Given exercise:
Carry on the mailing-list post about DNSSEC and entropy sources from its last line.

Excerpted passage:
DNSSEC - many doubts

Timothe Litt litt at acm.org
Fri Apr 3 08:51:43 UTC 2020


The entropy problem is especially severe in many VMs.  Besides Warren's
suggestion:

Many current machines have hardware random noise sources that solve (or
at least
put a big dent) into the entropy problem.  A raspberry Pi is
inexpensive, and unless you
are generating zillions of keys, will solve most of these issues.  I use
entropy broker
https://www.vanheusden.com/entropybroker/ to distribute entropy from a Pi to
my network.  (And you can always add another RPi.)  I don't recall the
last time
I ran out of entropy - and no, I'm not talking about the "organization"
of my physical
desktop :-)

For a while, there USB keys with entropy sources were a good choice -
but with
hardware sources built into most CPUs, I think their time has passed. 
The same
low-power RPi that feeds entropy is also a great NTP server, VPN gateway
and a
few other things - for ~USD 40.  Or any Intel or AMD cpu since ~2015 has
RDRAND/RDSEED.

There are some religious arguments about booby-trapped hardware sources -
these days, kernels will mix all sources, so I don't get too upset.  But
YMMV.

Timothe Litt
ACM Distinguished Engineer
--------------------------
This communication may not represent the ACM or my employer's views,
if any, on the matters discussed. 

On 02-Apr-20 11:58, Warren Kumari wrote:
> On Thu, Apr 2, 2020 at 11:14 AM David Alexandre M. de Carvalho
> <david at di.ubi.pt> wrote:
>> Hello, good afternoon.
>> My first post in this list :)
>>
>> I'm running BIND Chroot for many years (currently version 9.8.2) on some old hardware running Oracle Linux 6.
>> I believe it was last year when I was reading about implementing DNSSEC, and I think I've even tried to generate a
>> keypair in the slowest server, which after more than a day, wasn't ready yet. Maybe I was doing something wrong, I
>> honestly don't know.

Coordinate annotation records
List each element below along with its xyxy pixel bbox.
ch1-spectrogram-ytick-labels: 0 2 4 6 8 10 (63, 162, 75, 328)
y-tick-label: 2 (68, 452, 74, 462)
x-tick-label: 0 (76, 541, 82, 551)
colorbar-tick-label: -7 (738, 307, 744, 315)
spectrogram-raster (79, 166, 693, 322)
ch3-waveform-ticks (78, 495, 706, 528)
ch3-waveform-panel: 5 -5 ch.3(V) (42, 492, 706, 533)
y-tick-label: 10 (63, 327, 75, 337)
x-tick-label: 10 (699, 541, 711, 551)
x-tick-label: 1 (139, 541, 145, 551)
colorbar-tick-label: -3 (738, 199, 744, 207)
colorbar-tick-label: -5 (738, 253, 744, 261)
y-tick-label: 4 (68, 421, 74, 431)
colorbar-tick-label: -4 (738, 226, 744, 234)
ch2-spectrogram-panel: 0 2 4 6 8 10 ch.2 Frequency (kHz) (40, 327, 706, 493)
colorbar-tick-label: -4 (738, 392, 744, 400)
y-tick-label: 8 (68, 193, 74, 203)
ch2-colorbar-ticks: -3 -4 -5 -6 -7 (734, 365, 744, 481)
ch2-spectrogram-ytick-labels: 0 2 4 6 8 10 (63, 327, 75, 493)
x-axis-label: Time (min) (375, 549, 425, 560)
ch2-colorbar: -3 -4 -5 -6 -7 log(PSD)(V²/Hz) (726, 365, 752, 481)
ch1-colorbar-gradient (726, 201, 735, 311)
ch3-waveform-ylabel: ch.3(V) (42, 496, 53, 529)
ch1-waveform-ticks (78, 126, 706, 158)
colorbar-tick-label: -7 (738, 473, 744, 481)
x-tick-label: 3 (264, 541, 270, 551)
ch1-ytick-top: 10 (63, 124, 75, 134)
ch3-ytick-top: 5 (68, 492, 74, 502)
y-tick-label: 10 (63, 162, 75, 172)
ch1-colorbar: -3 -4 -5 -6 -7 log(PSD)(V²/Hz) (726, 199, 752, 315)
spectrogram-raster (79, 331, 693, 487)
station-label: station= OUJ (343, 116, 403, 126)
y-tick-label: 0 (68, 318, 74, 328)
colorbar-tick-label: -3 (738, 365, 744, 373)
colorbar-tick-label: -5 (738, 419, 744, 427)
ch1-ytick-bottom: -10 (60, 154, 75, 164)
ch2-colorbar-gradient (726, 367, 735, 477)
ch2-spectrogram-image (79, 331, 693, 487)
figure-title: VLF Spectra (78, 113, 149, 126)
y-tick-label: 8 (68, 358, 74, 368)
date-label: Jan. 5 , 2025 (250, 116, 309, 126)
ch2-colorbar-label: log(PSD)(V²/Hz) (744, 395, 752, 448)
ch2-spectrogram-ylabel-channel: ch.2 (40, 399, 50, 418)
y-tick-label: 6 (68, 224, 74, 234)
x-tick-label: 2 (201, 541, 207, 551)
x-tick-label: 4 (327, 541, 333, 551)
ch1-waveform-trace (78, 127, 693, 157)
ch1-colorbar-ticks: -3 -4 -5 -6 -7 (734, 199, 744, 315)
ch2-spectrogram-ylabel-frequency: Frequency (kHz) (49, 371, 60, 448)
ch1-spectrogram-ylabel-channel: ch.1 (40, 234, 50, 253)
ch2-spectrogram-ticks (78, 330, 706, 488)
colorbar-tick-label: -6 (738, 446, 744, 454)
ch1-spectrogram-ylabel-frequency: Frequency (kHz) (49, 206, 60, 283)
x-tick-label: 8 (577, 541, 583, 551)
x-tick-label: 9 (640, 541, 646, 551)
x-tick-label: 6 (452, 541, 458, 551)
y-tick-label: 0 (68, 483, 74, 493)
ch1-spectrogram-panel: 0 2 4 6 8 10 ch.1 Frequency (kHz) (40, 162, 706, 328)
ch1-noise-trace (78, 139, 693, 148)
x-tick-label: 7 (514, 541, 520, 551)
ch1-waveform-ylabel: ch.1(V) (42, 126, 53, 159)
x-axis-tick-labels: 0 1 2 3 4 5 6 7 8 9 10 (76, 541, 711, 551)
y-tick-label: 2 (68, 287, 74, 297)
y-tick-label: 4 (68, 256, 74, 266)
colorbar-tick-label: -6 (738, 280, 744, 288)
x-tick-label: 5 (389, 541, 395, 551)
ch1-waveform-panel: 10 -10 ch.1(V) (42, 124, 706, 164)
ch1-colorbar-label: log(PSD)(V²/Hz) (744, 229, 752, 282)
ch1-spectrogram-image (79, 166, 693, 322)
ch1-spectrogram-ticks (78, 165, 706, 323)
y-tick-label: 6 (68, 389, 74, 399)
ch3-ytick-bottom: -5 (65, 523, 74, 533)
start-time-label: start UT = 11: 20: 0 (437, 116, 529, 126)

Result below:
> You almost definitely were -- even a really really slow machine should
> be able to generate keys in a small number of seconds -- you didn't
> list what commands you used, but I'm going to assume you were trying
> to generate an rsa key - you should be able to get a feel for how long
> this takes by running:
> time openssl genrsa -out private.key 2048
> or
> time openssl genrsa -out private.key 4096
>  (note that this is very different to running 'openssl speed rsa2048
> rsa4096', which benchmarks RSA operations, not key generations).
>
> I'm fairly sure that your issue was a lack of entropy -- in order to
> generate crypograohically good keys, you need good a good source of
> randomness. If you are running an older machine and older kernel, the
> /dev/random source is blocking, and if you try and read too much from
> it it will just hang until it has enough entropy to give "safe"
> output. Newer kernels do a better job of mixing in external event
> noise, but there are a number of modules which help with this -
> haveged being the best known (http://www.issihosts.com/haveged/ ).
> You could also test if this is the issue by using /dev/urandom, which
> doesn't block, or 'while true; do cat
> /proc/sys/kernel/random/entropy_avail; sleep 2; done' and see if the
> available entropy drops to zero during key generation...
>
> W
>
>> So now I had some time and reading about this again.
>>
>> If I query either of my servers about my domain:
>> dig @dns di.ubi.pt DNSKEY
>> I do get the DNSKEY, but I have no records when querying about +dnssec. My topdomain (ubi.pt) doesn't have DNSSEC yet
>> either.
>>
>> my named.conf already has the following:
>>
>>         dnssec-enable yes;
>>         dnssec-validation auto;
>>         dnssec-lookaside auto;
>>         bindkeys-file "/etc/named.iscdlv.key";
>>         managed-keys-directory "/var/named/dynamic";
>>
>> Outside the configuration file I also have a /etc/named.root.key
>>
>> My questions:
>> 1) Will my old servers (1GB RAM) become much slower with  DNSSEC? Is it worth it?
>> 2) I have one global "hosts" file and 3 reverse zone files, each for the respective IP network. Can I use the same
>> Keypair in all of them?
>> 3) Are the files /etc/named.root.key file and /etc/named.iscdlv.key already being used? I compared them to the result
>> of the DNSKEY dig query but they are different.
>>
>> Thank you so much for your time!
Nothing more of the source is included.